[BEGIN EXERCISE MATERIAL]

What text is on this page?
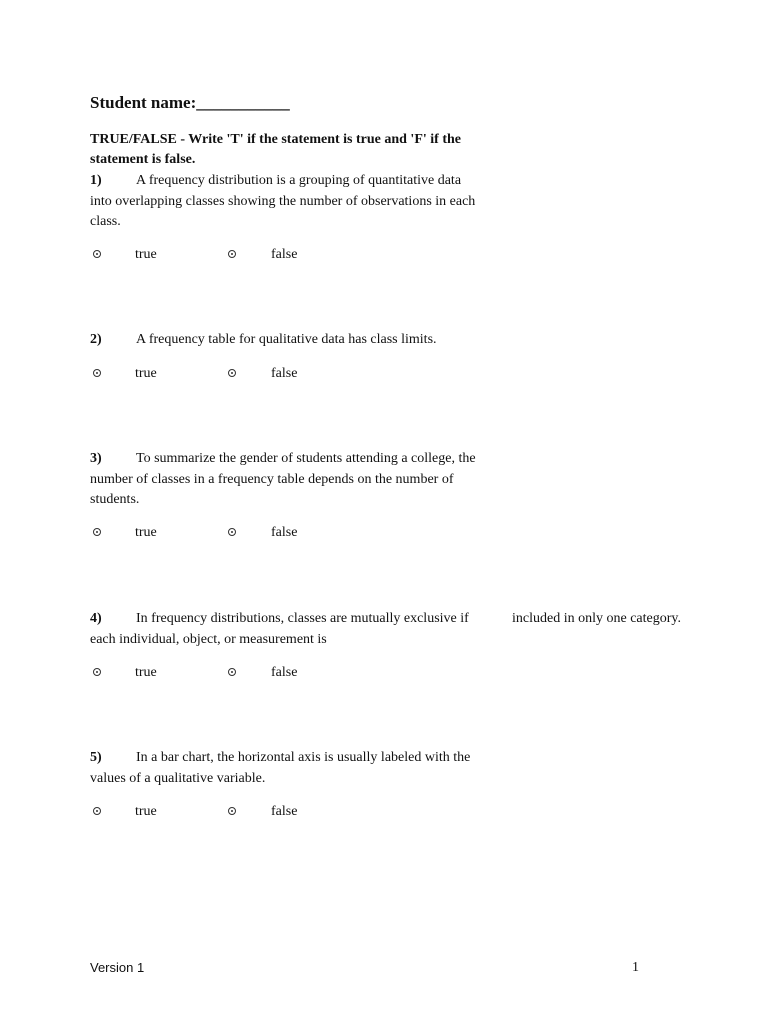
Student name:___________
TRUE/FALSE - Write 'T' if the statement is true and 'F' if the statement is false.
1) A frequency distribution is a grouping of quantitative data into overlapping classes showing the number of observations in each class.
true	false
2) A frequency table for qualitative data has class limits.
true	false
3) To summarize the gender of students attending a college, the number of classes in a frequency table depends on the number of students.
true	false
4) In frequency distributions, classes are mutually exclusive if each individual, object, or measurement is
included in only one category.
true	false
5) In a bar chart, the horizontal axis is usually labeled with the values of a qualitative variable.
true	false
Version 1	1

[END EXERCISE MATERIAL]

### EXERCISE OBJECTIVE:
Return every line containing "data".

### ANSWER:
1) A frequency distribution is a grouping of quantitative data into overlapping classes showing the number of observations in each class.
2) A frequency table for qualitative data has class limits.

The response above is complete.